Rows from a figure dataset
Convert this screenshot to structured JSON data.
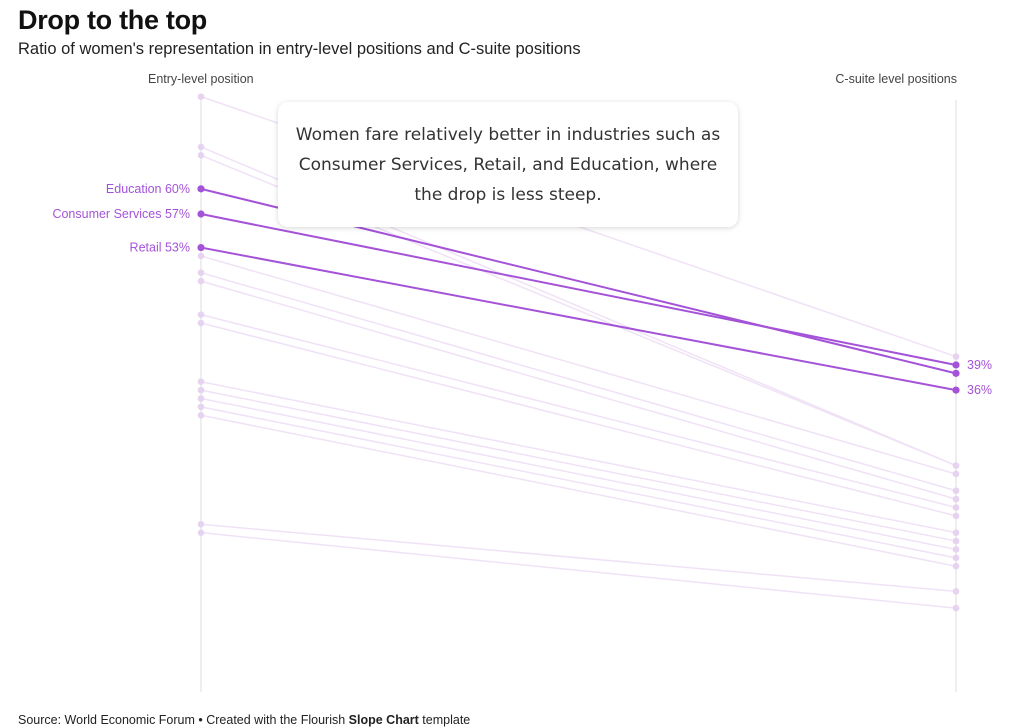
{
  "header": {
    "title": "Drop to the top",
    "subtitle": "Ratio of women's representation in entry-level positions and C-suite positions"
  },
  "annotation": "Women fare relatively better in industries such as Consumer Services, Retail, and Education, where the drop is less steep.",
  "footer": {
    "prefix": "Source: World Economic Forum • Created with the Flourish ",
    "template_name": "Slope Chart",
    "suffix": " template"
  },
  "colors": {
    "highlight": "#a453d8",
    "muted_line": "#f0e2f6",
    "muted_dot": "#e6d3ef",
    "axis": "#dddddd"
  },
  "chart_data": {
    "type": "slope",
    "x_labels": [
      "Entry-level position",
      "C-suite level positions"
    ],
    "ylim": [
      0,
      70
    ],
    "highlighted": [
      {
        "name": "Education",
        "start": 60,
        "end": 38,
        "start_label": "Education 60%",
        "end_label": ""
      },
      {
        "name": "Consumer Services",
        "start": 57,
        "end": 39,
        "start_label": "Consumer Services 57%",
        "end_label": "39%"
      },
      {
        "name": "Retail",
        "start": 53,
        "end": 36,
        "start_label": "Retail 53%",
        "end_label": "36%"
      }
    ],
    "other_series": [
      {
        "start": 71,
        "end": 40
      },
      {
        "start": 65,
        "end": 27
      },
      {
        "start": 64,
        "end": 27
      },
      {
        "start": 52,
        "end": 26
      },
      {
        "start": 50,
        "end": 24
      },
      {
        "start": 49,
        "end": 23
      },
      {
        "start": 45,
        "end": 22
      },
      {
        "start": 44,
        "end": 21
      },
      {
        "start": 37,
        "end": 19
      },
      {
        "start": 36,
        "end": 18
      },
      {
        "start": 35,
        "end": 17
      },
      {
        "start": 34,
        "end": 16
      },
      {
        "start": 33,
        "end": 15
      },
      {
        "start": 20,
        "end": 12
      },
      {
        "start": 19,
        "end": 10
      }
    ]
  }
}
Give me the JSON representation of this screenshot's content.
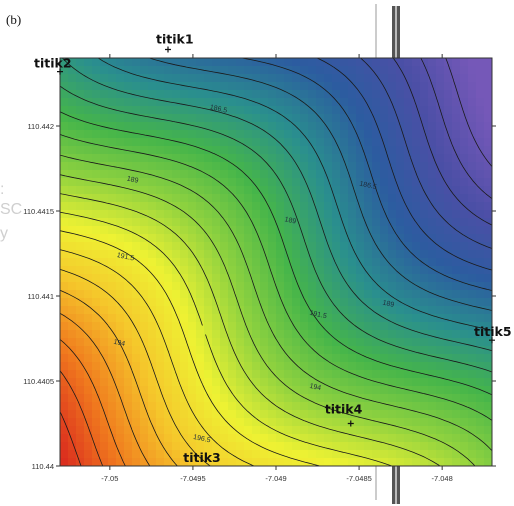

▶ Aim
Skip every picture and transcribe the data above exactly.

▶ Exercise output
Convert this screenshot to structured JSON data.
{
  "header": {
    "title": "Drop to the top",
    "subtitle": "Ratio of women's representation in entry-level positions and C-suite positions"
  },
  "annotation": "Women fare relatively better in industries such as Consumer Services, Retail, and Education, where the drop is less steep.",
  "footer": {
    "prefix": "Source: World Economic Forum • Created with the Flourish ",
    "template_name": "Slope Chart",
    "suffix": " template"
  },
  "colors": {
    "highlight": "#a453d8",
    "muted_line": "#f0e2f6",
    "muted_dot": "#e6d3ef",
    "axis": "#dddddd"
  },
  "chart_data": {
    "type": "slope",
    "x_labels": [
      "Entry-level position",
      "C-suite level positions"
    ],
    "ylim": [
      0,
      70
    ],
    "highlighted": [
      {
        "name": "Education",
        "start": 60,
        "end": 38,
        "start_label": "Education 60%",
        "end_label": ""
      },
      {
        "name": "Consumer Services",
        "start": 57,
        "end": 39,
        "start_label": "Consumer Services 57%",
        "end_label": "39%"
      },
      {
        "name": "Retail",
        "start": 53,
        "end": 36,
        "start_label": "Retail 53%",
        "end_label": "36%"
      }
    ],
    "other_series": [
      {
        "start": 71,
        "end": 40
      },
      {
        "start": 65,
        "end": 27
      },
      {
        "start": 64,
        "end": 27
      },
      {
        "start": 52,
        "end": 26
      },
      {
        "start": 50,
        "end": 24
      },
      {
        "start": 49,
        "end": 23
      },
      {
        "start": 45,
        "end": 22
      },
      {
        "start": 44,
        "end": 21
      },
      {
        "start": 37,
        "end": 19
      },
      {
        "start": 36,
        "end": 18
      },
      {
        "start": 35,
        "end": 17
      },
      {
        "start": 34,
        "end": 16
      },
      {
        "start": 33,
        "end": 15
      },
      {
        "start": 20,
        "end": 12
      },
      {
        "start": 19,
        "end": 10
      }
    ]
  }
}
Give me the JSON representation of this screenshot's content.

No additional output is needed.